What you need to do.
Take the material below and write it all out again exactly.

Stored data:
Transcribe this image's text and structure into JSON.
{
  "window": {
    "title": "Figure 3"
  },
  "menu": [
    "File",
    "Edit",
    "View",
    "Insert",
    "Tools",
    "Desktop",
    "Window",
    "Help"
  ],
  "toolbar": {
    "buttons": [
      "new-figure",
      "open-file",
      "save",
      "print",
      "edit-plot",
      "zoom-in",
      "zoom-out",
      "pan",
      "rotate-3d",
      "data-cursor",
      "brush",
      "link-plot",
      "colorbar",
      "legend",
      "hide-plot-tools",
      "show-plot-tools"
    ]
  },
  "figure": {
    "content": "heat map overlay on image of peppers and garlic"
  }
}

Written answer.
Transcribe this image's text and structure into JSON.
{
  "window": {
    "title": "Figure 3"
  },
  "menu": [
    "File",
    "Edit",
    "View",
    "Insert",
    "Tools",
    "Desktop",
    "Window",
    "Help"
  ],
  "toolbar": {
    "buttons": [
      "new-figure",
      "open-file",
      "save",
      "print",
      "edit-plot",
      "zoom-in",
      "zoom-out",
      "pan",
      "rotate-3d",
      "data-cursor",
      "brush",
      "link-plot",
      "colorbar",
      "legend",
      "hide-plot-tools",
      "show-plot-tools"
    ]
  },
  "figure": {
    "content": "heat map overlay on image of peppers and garlic"
  }
}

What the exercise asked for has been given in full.